Your instructions -> Transcribe all the entries word for word, but omit the images.

○ ○ ○ ○

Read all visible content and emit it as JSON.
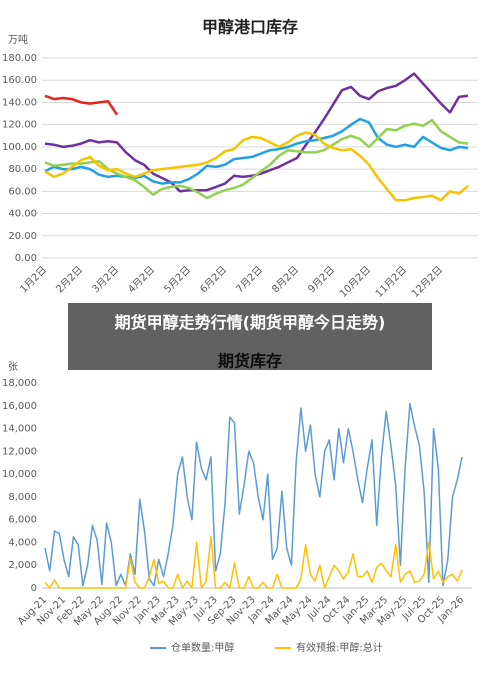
{
  "overlay_title": "期货甲醇走势行情(期货甲醇今日走势)",
  "chart_data": [
    {
      "type": "line",
      "title": "甲醇港口库存",
      "y_unit": "万吨",
      "grid": true,
      "categories": [
        "1月2日",
        null,
        null,
        null,
        "2月2日",
        null,
        null,
        null,
        "3月2日",
        null,
        null,
        null,
        "4月2日",
        null,
        null,
        null,
        "5月2日",
        null,
        null,
        null,
        "6月2日",
        null,
        null,
        null,
        "7月2日",
        null,
        null,
        null,
        "8月2日",
        null,
        null,
        null,
        "9月2日",
        null,
        null,
        null,
        "10月2日",
        null,
        null,
        null,
        "11月2日",
        null,
        null,
        null,
        "12月2日",
        null,
        null,
        null
      ],
      "ylim": [
        0,
        180
      ],
      "yticks": [
        {
          "value": 0,
          "label": "0.00"
        },
        {
          "value": 20,
          "label": "20.00"
        },
        {
          "value": 40,
          "label": "40.00"
        },
        {
          "value": 60,
          "label": "60.00"
        },
        {
          "value": 80,
          "label": "80.00"
        },
        {
          "value": 100,
          "label": "100.00"
        },
        {
          "value": 120,
          "label": "120.00"
        },
        {
          "value": 140,
          "label": "140.00"
        },
        {
          "value": 160,
          "label": "160.00"
        },
        {
          "value": 180,
          "label": "180.00"
        }
      ],
      "series": [
        {
          "color": "#e8231e",
          "values": [
            146,
            143,
            144,
            143,
            140,
            139,
            140,
            141,
            129,
            null,
            null,
            null,
            null,
            null,
            null,
            null,
            null,
            null,
            null,
            null,
            null,
            null,
            null,
            null,
            null,
            null,
            null,
            null,
            null,
            null,
            null,
            null,
            null,
            null,
            null,
            null,
            null,
            null,
            null,
            null,
            null,
            null,
            null,
            null,
            null,
            null,
            null,
            null
          ]
        },
        {
          "color": "#7030a0",
          "values": [
            103,
            102,
            100,
            101,
            103,
            106,
            104,
            105,
            104,
            95,
            88,
            84,
            76,
            72,
            68,
            60,
            61,
            61,
            61,
            64,
            67,
            74,
            73,
            74,
            76,
            79,
            82,
            86,
            90,
            102,
            113,
            125,
            138,
            151,
            154,
            146,
            143,
            150,
            153,
            155,
            160,
            166,
            157,
            148,
            139,
            131,
            145,
            146
          ]
        },
        {
          "color": "#22a0e6",
          "values": [
            78,
            82,
            80,
            80,
            82,
            80,
            75,
            73,
            74,
            73,
            72,
            74,
            69,
            67,
            68,
            68,
            71,
            76,
            83,
            82,
            84,
            89,
            90,
            91,
            94,
            97,
            98,
            100,
            103,
            105,
            106,
            108,
            110,
            114,
            120,
            125,
            122,
            108,
            102,
            100,
            102,
            100,
            109,
            104,
            99,
            97,
            100,
            99
          ]
        },
        {
          "color": "#92d050",
          "values": [
            86,
            83,
            84,
            85,
            85,
            86,
            87,
            80,
            76,
            73,
            70,
            64,
            57,
            62,
            64,
            65,
            63,
            59,
            54,
            58,
            61,
            63,
            66,
            72,
            78,
            84,
            92,
            97,
            96,
            95,
            95,
            97,
            102,
            107,
            110,
            107,
            100,
            108,
            116,
            115,
            119,
            121,
            119,
            124,
            114,
            109,
            104,
            103
          ]
        },
        {
          "color": "#f5c400",
          "values": [
            78,
            73,
            76,
            82,
            88,
            91,
            83,
            79,
            80,
            76,
            73,
            76,
            79,
            80,
            81,
            82,
            83,
            84,
            86,
            90,
            96,
            98,
            106,
            109,
            108,
            104,
            100,
            104,
            110,
            113,
            111,
            103,
            99,
            97,
            98,
            92,
            84,
            72,
            62,
            52,
            52,
            54,
            55,
            56,
            52,
            60,
            58,
            65
          ]
        }
      ]
    },
    {
      "type": "line",
      "title": "期货库存",
      "y_unit": "张",
      "grid": false,
      "legend": "bottom",
      "categories": [
        "Aug-21",
        null,
        null,
        null,
        "Nov-21",
        null,
        null,
        null,
        "Feb-22",
        null,
        null,
        null,
        "May-22",
        null,
        null,
        null,
        "Aug-22",
        null,
        null,
        null,
        "Nov-22",
        null,
        null,
        null,
        "Jan-23",
        null,
        null,
        null,
        "Mar-23",
        null,
        null,
        null,
        "May-23",
        null,
        null,
        null,
        "Jul-23",
        null,
        null,
        null,
        "Sep-23",
        null,
        null,
        null,
        "Nov-23",
        null,
        null,
        null,
        "Jan-24",
        null,
        null,
        null,
        "Mar-24",
        null,
        null,
        null,
        "May-24",
        null,
        null,
        null,
        "Jul-24",
        null,
        null,
        null,
        "Oct-24",
        null,
        null,
        null,
        "Jan-25",
        null,
        null,
        null,
        "Mar-25",
        null,
        null,
        null,
        "May-25",
        null,
        null,
        null,
        "Jul-25",
        null,
        null,
        null,
        "Oct-25",
        null,
        null,
        null,
        "Jan-26"
      ],
      "ylim": [
        0,
        18000
      ],
      "yticks": [
        0,
        {
          "value": 2000,
          "label": "2,000"
        },
        {
          "value": 4000,
          "label": "4,000"
        },
        {
          "value": 6000,
          "label": "6,000"
        },
        {
          "value": 8000,
          "label": "8,000"
        },
        {
          "value": 10000,
          "label": "10,000"
        },
        {
          "value": 12000,
          "label": "12,000"
        },
        {
          "value": 14000,
          "label": "14,000"
        },
        {
          "value": 16000,
          "label": "16,000"
        },
        {
          "value": 18000,
          "label": "18,000"
        }
      ],
      "series": [
        {
          "name": "仓单数量:甲醇",
          "color": "#5b9bd5",
          "values": [
            3500,
            1500,
            5000,
            4800,
            2500,
            1000,
            4500,
            3800,
            200,
            2000,
            5500,
            4200,
            300,
            5700,
            4000,
            200,
            1200,
            200,
            3000,
            1200,
            7800,
            5000,
            800,
            200,
            2500,
            1000,
            3000,
            5500,
            10000,
            11500,
            8000,
            6000,
            12800,
            10500,
            9500,
            11500,
            1500,
            3000,
            7500,
            15000,
            14500,
            6500,
            9000,
            12000,
            11000,
            8000,
            6000,
            10000,
            2500,
            3500,
            8500,
            3500,
            2000,
            11000,
            15800,
            12000,
            14300,
            10000,
            8000,
            12000,
            13000,
            9500,
            14000,
            11000,
            14000,
            12000,
            9500,
            7500,
            10500,
            13000,
            5500,
            11500,
            15500,
            12500,
            9000,
            2000,
            10500,
            16200,
            14200,
            12500,
            8500,
            500,
            14000,
            10500,
            200,
            2500,
            8000,
            9500,
            11500
          ]
        },
        {
          "name": "有效预报:甲醇:总计",
          "color": "#ffc000",
          "values": [
            500,
            0,
            700,
            0,
            0,
            0,
            0,
            0,
            0,
            0,
            0,
            0,
            0,
            0,
            0,
            0,
            0,
            0,
            2600,
            500,
            0,
            0,
            1000,
            2500,
            400,
            600,
            0,
            0,
            1200,
            0,
            600,
            0,
            4000,
            0,
            600,
            4500,
            0,
            0,
            500,
            0,
            2200,
            0,
            0,
            1000,
            0,
            0,
            500,
            0,
            0,
            1200,
            0,
            0,
            0,
            0,
            800,
            3800,
            1200,
            600,
            2000,
            0,
            1000,
            2000,
            1500,
            800,
            1400,
            3000,
            1000,
            1000,
            1500,
            500,
            1800,
            2200,
            1500,
            1000,
            3800,
            500,
            1200,
            1500,
            500,
            600,
            1200,
            4000,
            800,
            1500,
            500,
            1000,
            1200,
            600,
            1600
          ]
        }
      ]
    }
  ]
}
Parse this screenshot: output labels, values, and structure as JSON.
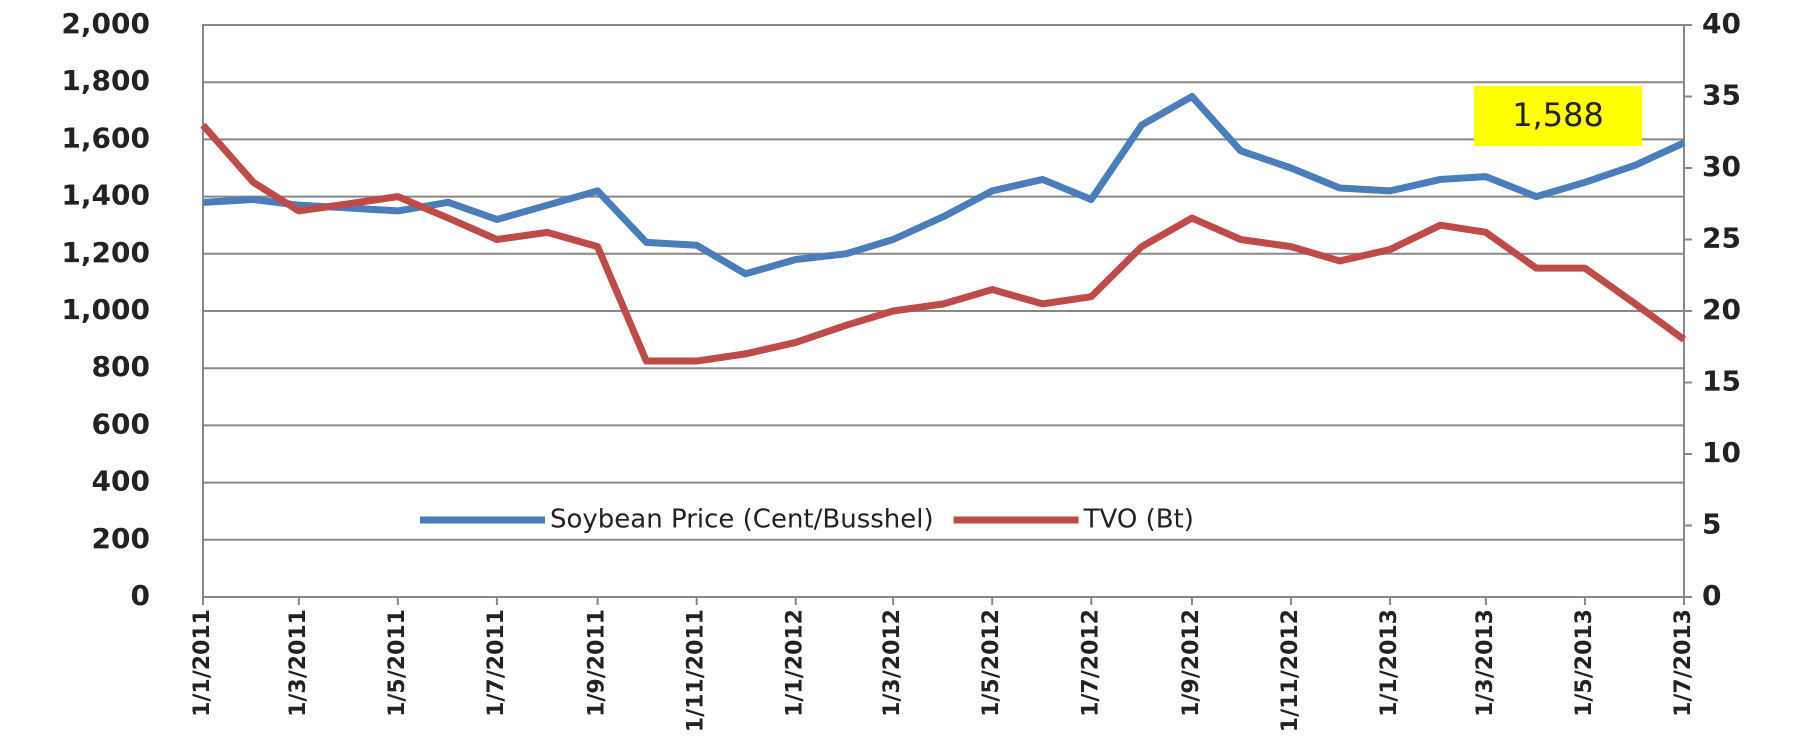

○ ○ ○ ○

Result of the task ->
Read all visible content and emit it as JSON.
{
  "overlay_title": "期货甲醇走势行情(期货甲醇今日走势)",
  "chart_data": [
    {
      "type": "line",
      "title": "甲醇港口库存",
      "y_unit": "万吨",
      "grid": true,
      "categories": [
        "1月2日",
        null,
        null,
        null,
        "2月2日",
        null,
        null,
        null,
        "3月2日",
        null,
        null,
        null,
        "4月2日",
        null,
        null,
        null,
        "5月2日",
        null,
        null,
        null,
        "6月2日",
        null,
        null,
        null,
        "7月2日",
        null,
        null,
        null,
        "8月2日",
        null,
        null,
        null,
        "9月2日",
        null,
        null,
        null,
        "10月2日",
        null,
        null,
        null,
        "11月2日",
        null,
        null,
        null,
        "12月2日",
        null,
        null,
        null
      ],
      "ylim": [
        0,
        180
      ],
      "yticks": [
        {
          "value": 0,
          "label": "0.00"
        },
        {
          "value": 20,
          "label": "20.00"
        },
        {
          "value": 40,
          "label": "40.00"
        },
        {
          "value": 60,
          "label": "60.00"
        },
        {
          "value": 80,
          "label": "80.00"
        },
        {
          "value": 100,
          "label": "100.00"
        },
        {
          "value": 120,
          "label": "120.00"
        },
        {
          "value": 140,
          "label": "140.00"
        },
        {
          "value": 160,
          "label": "160.00"
        },
        {
          "value": 180,
          "label": "180.00"
        }
      ],
      "series": [
        {
          "color": "#e8231e",
          "values": [
            146,
            143,
            144,
            143,
            140,
            139,
            140,
            141,
            129,
            null,
            null,
            null,
            null,
            null,
            null,
            null,
            null,
            null,
            null,
            null,
            null,
            null,
            null,
            null,
            null,
            null,
            null,
            null,
            null,
            null,
            null,
            null,
            null,
            null,
            null,
            null,
            null,
            null,
            null,
            null,
            null,
            null,
            null,
            null,
            null,
            null,
            null,
            null
          ]
        },
        {
          "color": "#7030a0",
          "values": [
            103,
            102,
            100,
            101,
            103,
            106,
            104,
            105,
            104,
            95,
            88,
            84,
            76,
            72,
            68,
            60,
            61,
            61,
            61,
            64,
            67,
            74,
            73,
            74,
            76,
            79,
            82,
            86,
            90,
            102,
            113,
            125,
            138,
            151,
            154,
            146,
            143,
            150,
            153,
            155,
            160,
            166,
            157,
            148,
            139,
            131,
            145,
            146
          ]
        },
        {
          "color": "#22a0e6",
          "values": [
            78,
            82,
            80,
            80,
            82,
            80,
            75,
            73,
            74,
            73,
            72,
            74,
            69,
            67,
            68,
            68,
            71,
            76,
            83,
            82,
            84,
            89,
            90,
            91,
            94,
            97,
            98,
            100,
            103,
            105,
            106,
            108,
            110,
            114,
            120,
            125,
            122,
            108,
            102,
            100,
            102,
            100,
            109,
            104,
            99,
            97,
            100,
            99
          ]
        },
        {
          "color": "#92d050",
          "values": [
            86,
            83,
            84,
            85,
            85,
            86,
            87,
            80,
            76,
            73,
            70,
            64,
            57,
            62,
            64,
            65,
            63,
            59,
            54,
            58,
            61,
            63,
            66,
            72,
            78,
            84,
            92,
            97,
            96,
            95,
            95,
            97,
            102,
            107,
            110,
            107,
            100,
            108,
            116,
            115,
            119,
            121,
            119,
            124,
            114,
            109,
            104,
            103
          ]
        },
        {
          "color": "#f5c400",
          "values": [
            78,
            73,
            76,
            82,
            88,
            91,
            83,
            79,
            80,
            76,
            73,
            76,
            79,
            80,
            81,
            82,
            83,
            84,
            86,
            90,
            96,
            98,
            106,
            109,
            108,
            104,
            100,
            104,
            110,
            113,
            111,
            103,
            99,
            97,
            98,
            92,
            84,
            72,
            62,
            52,
            52,
            54,
            55,
            56,
            52,
            60,
            58,
            65
          ]
        }
      ]
    },
    {
      "type": "line",
      "title": "期货库存",
      "y_unit": "张",
      "grid": false,
      "legend": "bottom",
      "categories": [
        "Aug-21",
        null,
        null,
        null,
        "Nov-21",
        null,
        null,
        null,
        "Feb-22",
        null,
        null,
        null,
        "May-22",
        null,
        null,
        null,
        "Aug-22",
        null,
        null,
        null,
        "Nov-22",
        null,
        null,
        null,
        "Jan-23",
        null,
        null,
        null,
        "Mar-23",
        null,
        null,
        null,
        "May-23",
        null,
        null,
        null,
        "Jul-23",
        null,
        null,
        null,
        "Sep-23",
        null,
        null,
        null,
        "Nov-23",
        null,
        null,
        null,
        "Jan-24",
        null,
        null,
        null,
        "Mar-24",
        null,
        null,
        null,
        "May-24",
        null,
        null,
        null,
        "Jul-24",
        null,
        null,
        null,
        "Oct-24",
        null,
        null,
        null,
        "Jan-25",
        null,
        null,
        null,
        "Mar-25",
        null,
        null,
        null,
        "May-25",
        null,
        null,
        null,
        "Jul-25",
        null,
        null,
        null,
        "Oct-25",
        null,
        null,
        null,
        "Jan-26"
      ],
      "ylim": [
        0,
        18000
      ],
      "yticks": [
        0,
        {
          "value": 2000,
          "label": "2,000"
        },
        {
          "value": 4000,
          "label": "4,000"
        },
        {
          "value": 6000,
          "label": "6,000"
        },
        {
          "value": 8000,
          "label": "8,000"
        },
        {
          "value": 10000,
          "label": "10,000"
        },
        {
          "value": 12000,
          "label": "12,000"
        },
        {
          "value": 14000,
          "label": "14,000"
        },
        {
          "value": 16000,
          "label": "16,000"
        },
        {
          "value": 18000,
          "label": "18,000"
        }
      ],
      "series": [
        {
          "name": "仓单数量:甲醇",
          "color": "#5b9bd5",
          "values": [
            3500,
            1500,
            5000,
            4800,
            2500,
            1000,
            4500,
            3800,
            200,
            2000,
            5500,
            4200,
            300,
            5700,
            4000,
            200,
            1200,
            200,
            3000,
            1200,
            7800,
            5000,
            800,
            200,
            2500,
            1000,
            3000,
            5500,
            10000,
            11500,
            8000,
            6000,
            12800,
            10500,
            9500,
            11500,
            1500,
            3000,
            7500,
            15000,
            14500,
            6500,
            9000,
            12000,
            11000,
            8000,
            6000,
            10000,
            2500,
            3500,
            8500,
            3500,
            2000,
            11000,
            15800,
            12000,
            14300,
            10000,
            8000,
            12000,
            13000,
            9500,
            14000,
            11000,
            14000,
            12000,
            9500,
            7500,
            10500,
            13000,
            5500,
            11500,
            15500,
            12500,
            9000,
            2000,
            10500,
            16200,
            14200,
            12500,
            8500,
            500,
            14000,
            10500,
            200,
            2500,
            8000,
            9500,
            11500
          ]
        },
        {
          "name": "有效预报:甲醇:总计",
          "color": "#ffc000",
          "values": [
            500,
            0,
            700,
            0,
            0,
            0,
            0,
            0,
            0,
            0,
            0,
            0,
            0,
            0,
            0,
            0,
            0,
            0,
            2600,
            500,
            0,
            0,
            1000,
            2500,
            400,
            600,
            0,
            0,
            1200,
            0,
            600,
            0,
            4000,
            0,
            600,
            4500,
            0,
            0,
            500,
            0,
            2200,
            0,
            0,
            1000,
            0,
            0,
            500,
            0,
            0,
            1200,
            0,
            0,
            0,
            0,
            800,
            3800,
            1200,
            600,
            2000,
            0,
            1000,
            2000,
            1500,
            800,
            1400,
            3000,
            1000,
            1000,
            1500,
            500,
            1800,
            2200,
            1500,
            1000,
            3800,
            500,
            1200,
            1500,
            500,
            600,
            1200,
            4000,
            800,
            1500,
            500,
            1000,
            1200,
            600,
            1600
          ]
        }
      ]
    }
  ]
}
Parse this screenshot: output labels, values, and structure as JSON.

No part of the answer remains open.